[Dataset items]
• • • •

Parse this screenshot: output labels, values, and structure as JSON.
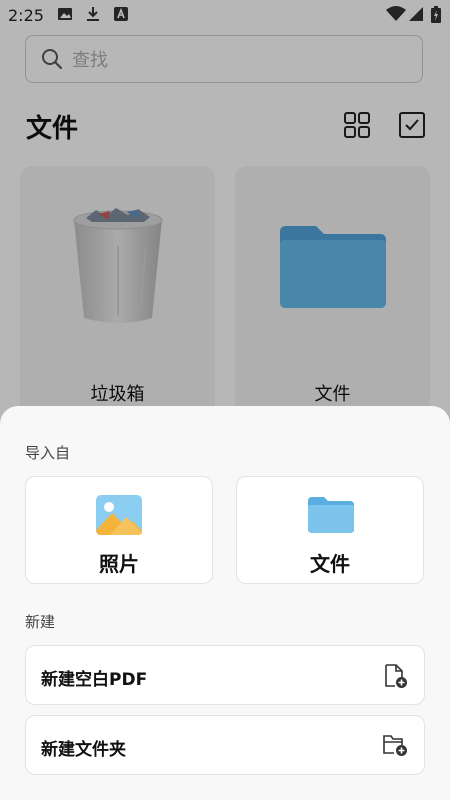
{
  "status_bar": {
    "time": "2:25"
  },
  "search": {
    "placeholder": "查找",
    "value": ""
  },
  "header": {
    "title": "文件"
  },
  "folders": [
    {
      "label": "垃圾箱",
      "icon": "trash-icon"
    },
    {
      "label": "文件",
      "icon": "folder-icon"
    }
  ],
  "sheet": {
    "import_label": "导入自",
    "import_options": [
      {
        "label": "照片",
        "icon": "photo-icon"
      },
      {
        "label": "文件",
        "icon": "folder-icon"
      }
    ],
    "new_label": "新建",
    "new_options": [
      {
        "label": "新建空白PDF",
        "icon": "add-document-icon"
      },
      {
        "label": "新建文件夹",
        "icon": "add-folder-icon"
      }
    ]
  },
  "colors": {
    "folder_blue": "#5aaee0",
    "accent_orange": "#f4b43c"
  }
}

• • • •

Without the pictures, restate all of the entries above verbatim.

▶ [SOLUTION TO THE PROBLEM]:
Parse this screenshot: output labels, values, and structure as JSON.
{
  "status_bar": {
    "time": "2:25"
  },
  "search": {
    "placeholder": "查找",
    "value": ""
  },
  "header": {
    "title": "文件"
  },
  "folders": [
    {
      "label": "垃圾箱",
      "icon": "trash-icon"
    },
    {
      "label": "文件",
      "icon": "folder-icon"
    }
  ],
  "sheet": {
    "import_label": "导入自",
    "import_options": [
      {
        "label": "照片",
        "icon": "photo-icon"
      },
      {
        "label": "文件",
        "icon": "folder-icon"
      }
    ],
    "new_label": "新建",
    "new_options": [
      {
        "label": "新建空白PDF",
        "icon": "add-document-icon"
      },
      {
        "label": "新建文件夹",
        "icon": "add-folder-icon"
      }
    ]
  },
  "colors": {
    "folder_blue": "#5aaee0",
    "accent_orange": "#f4b43c"
  }
}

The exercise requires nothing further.